>> BEGIN Material for the task

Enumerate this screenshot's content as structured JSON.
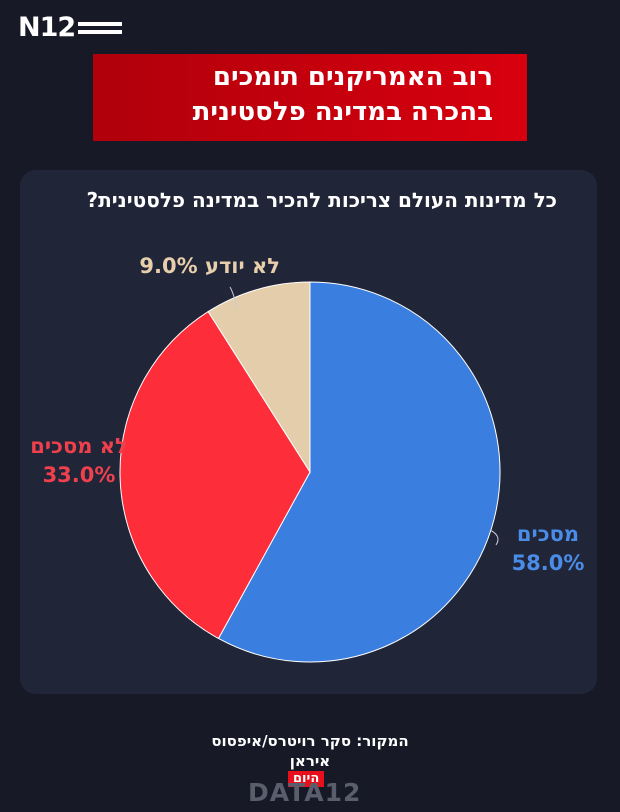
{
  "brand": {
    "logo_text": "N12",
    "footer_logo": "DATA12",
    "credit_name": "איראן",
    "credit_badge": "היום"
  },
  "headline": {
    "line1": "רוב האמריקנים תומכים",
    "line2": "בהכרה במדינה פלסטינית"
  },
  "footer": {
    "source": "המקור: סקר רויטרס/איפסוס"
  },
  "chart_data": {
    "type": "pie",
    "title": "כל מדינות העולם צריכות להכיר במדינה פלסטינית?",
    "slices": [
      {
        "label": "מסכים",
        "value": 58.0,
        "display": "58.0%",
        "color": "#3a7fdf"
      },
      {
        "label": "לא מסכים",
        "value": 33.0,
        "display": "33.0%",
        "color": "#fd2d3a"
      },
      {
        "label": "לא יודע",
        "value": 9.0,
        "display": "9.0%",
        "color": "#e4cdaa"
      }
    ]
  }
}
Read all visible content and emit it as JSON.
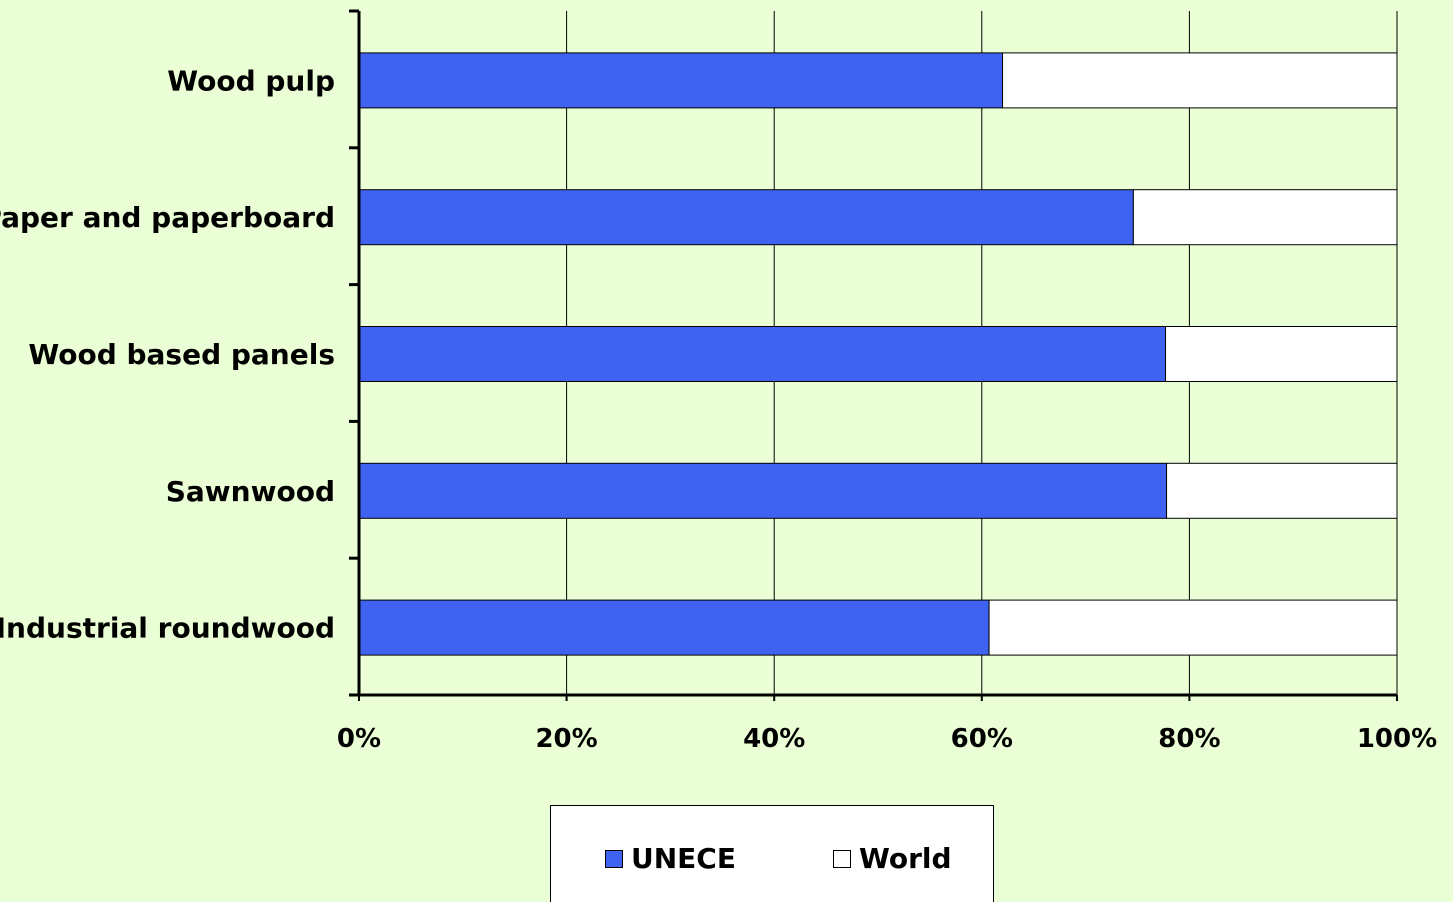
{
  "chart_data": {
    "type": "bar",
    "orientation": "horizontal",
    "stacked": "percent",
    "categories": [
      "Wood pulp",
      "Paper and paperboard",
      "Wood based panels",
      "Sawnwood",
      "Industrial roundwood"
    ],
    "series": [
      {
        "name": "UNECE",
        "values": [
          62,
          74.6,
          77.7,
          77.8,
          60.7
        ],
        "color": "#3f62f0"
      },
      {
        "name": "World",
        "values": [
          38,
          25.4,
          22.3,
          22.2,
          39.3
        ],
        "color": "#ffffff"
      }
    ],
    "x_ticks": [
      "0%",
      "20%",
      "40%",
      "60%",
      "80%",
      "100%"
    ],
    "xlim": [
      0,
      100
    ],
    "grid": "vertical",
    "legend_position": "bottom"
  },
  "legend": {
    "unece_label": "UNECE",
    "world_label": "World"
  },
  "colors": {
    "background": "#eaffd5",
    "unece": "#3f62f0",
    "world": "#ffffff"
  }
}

>> END Material for the task

### Goal
Extract, word for word, every line from the one containing "Read all visible content and emit it as JSON." to the end of the data above, both ends included, and leave out the pictures.

### Solution below
Read all visible content and emit it as JSON.
{
  "chart_data": {
    "type": "bar",
    "orientation": "horizontal",
    "stacked": "percent",
    "categories": [
      "Wood pulp",
      "Paper and paperboard",
      "Wood based panels",
      "Sawnwood",
      "Industrial roundwood"
    ],
    "series": [
      {
        "name": "UNECE",
        "values": [
          62,
          74.6,
          77.7,
          77.8,
          60.7
        ],
        "color": "#3f62f0"
      },
      {
        "name": "World",
        "values": [
          38,
          25.4,
          22.3,
          22.2,
          39.3
        ],
        "color": "#ffffff"
      }
    ],
    "x_ticks": [
      "0%",
      "20%",
      "40%",
      "60%",
      "80%",
      "100%"
    ],
    "xlim": [
      0,
      100
    ],
    "grid": "vertical",
    "legend_position": "bottom"
  },
  "legend": {
    "unece_label": "UNECE",
    "world_label": "World"
  },
  "colors": {
    "background": "#eaffd5",
    "unece": "#3f62f0",
    "world": "#ffffff"
  }
}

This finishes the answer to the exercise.